▶ _Written task_
Write out the whole listing word for word.

▶ _Input material_
---+---

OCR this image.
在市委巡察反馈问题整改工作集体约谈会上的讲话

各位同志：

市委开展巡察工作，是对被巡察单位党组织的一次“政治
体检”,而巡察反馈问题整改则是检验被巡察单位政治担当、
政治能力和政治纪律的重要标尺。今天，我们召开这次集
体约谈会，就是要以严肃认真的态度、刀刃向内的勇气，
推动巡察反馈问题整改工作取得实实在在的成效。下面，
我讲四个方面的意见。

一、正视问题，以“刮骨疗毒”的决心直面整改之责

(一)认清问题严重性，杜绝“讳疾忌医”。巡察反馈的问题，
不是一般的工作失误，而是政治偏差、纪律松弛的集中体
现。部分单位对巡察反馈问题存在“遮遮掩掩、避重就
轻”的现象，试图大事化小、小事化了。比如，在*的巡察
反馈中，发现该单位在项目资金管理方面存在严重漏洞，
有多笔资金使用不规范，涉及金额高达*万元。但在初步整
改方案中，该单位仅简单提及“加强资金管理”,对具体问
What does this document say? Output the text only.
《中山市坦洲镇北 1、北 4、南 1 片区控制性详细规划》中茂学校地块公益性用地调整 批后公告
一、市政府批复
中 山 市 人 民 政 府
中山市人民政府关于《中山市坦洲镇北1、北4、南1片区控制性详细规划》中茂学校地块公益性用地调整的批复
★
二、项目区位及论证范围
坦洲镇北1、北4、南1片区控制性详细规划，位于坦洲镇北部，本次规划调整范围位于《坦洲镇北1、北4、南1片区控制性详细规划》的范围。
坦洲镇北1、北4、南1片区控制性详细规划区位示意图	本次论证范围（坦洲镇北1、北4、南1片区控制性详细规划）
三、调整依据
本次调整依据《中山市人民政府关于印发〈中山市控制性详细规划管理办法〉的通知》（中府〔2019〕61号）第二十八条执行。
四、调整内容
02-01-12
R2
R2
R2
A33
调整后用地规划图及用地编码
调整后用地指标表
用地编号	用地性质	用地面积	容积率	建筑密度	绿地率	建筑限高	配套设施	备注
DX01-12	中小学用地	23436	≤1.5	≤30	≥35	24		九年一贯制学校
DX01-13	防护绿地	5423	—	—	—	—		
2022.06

---+---

▶ _Full solution_
OCR this image.
在市委巡察反馈问题整改工作集体约谈会上的讲话

各位同志：

市委开展巡察工作，是对被巡察单位党组织的一次“政治
体检”,而巡察反馈问题整改则是检验被巡察单位政治担当、
政治能力和政治纪律的重要标尺。今天，我们召开这次集
体约谈会，就是要以严肃认真的态度、刀刃向内的勇气，
推动巡察反馈问题整改工作取得实实在在的成效。下面，
我讲四个方面的意见。

一、正视问题，以“刮骨疗毒”的决心直面整改之责

(一)认清问题严重性，杜绝“讳疾忌医”。巡察反馈的问题，
不是一般的工作失误，而是政治偏差、纪律松弛的集中体
现。部分单位对巡察反馈问题存在“遮遮掩掩、避重就
轻”的现象，试图大事化小、小事化了。比如，在*的巡察
反馈中，发现该单位在项目资金管理方面存在严重漏洞，
有多笔资金使用不规范，涉及金额高达*万元。但在初步整
改方案中，该单位仅简单提及“加强资金管理”,对具体问
What does this document say? Output the text only.
《中山市坦洲镇北 1、北 4、南 1 片区控制性详细规划》中茂学校地块公益性用地调整 批后公告
一、市政府批复
中 山 市 人 民 政 府
中山市人民政府关于《中山市坦洲镇北1、北4、南1片区控制性详细规划》中茂学校地块公益性用地调整的批复
★
二、项目区位及论证范围
坦洲镇北1、北4、南1片区控制性详细规划，位于坦洲镇北部，本次规划调整范围位于《坦洲镇北1、北4、南1片区控制性详细规划》的范围。
坦洲镇北1、北4、南1片区控制性详细规划区位示意图	本次论证范围（坦洲镇北1、北4、南1片区控制性详细规划）
三、调整依据
本次调整依据《中山市人民政府关于印发〈中山市控制性详细规划管理办法〉的通知》（中府〔2019〕61号）第二十八条执行。
四、调整内容
02-01-12
R2
R2
R2
A33
调整后用地规划图及用地编码
调整后用地指标表
用地编号	用地性质	用地面积	容积率	建筑密度	绿地率	建筑限高	配套设施	备注
DX01-12	中小学用地	23436	≤1.5	≤30	≥35	24		九年一贯制学校
DX01-13	防护绿地	5423	—	—	—	—		
2022.06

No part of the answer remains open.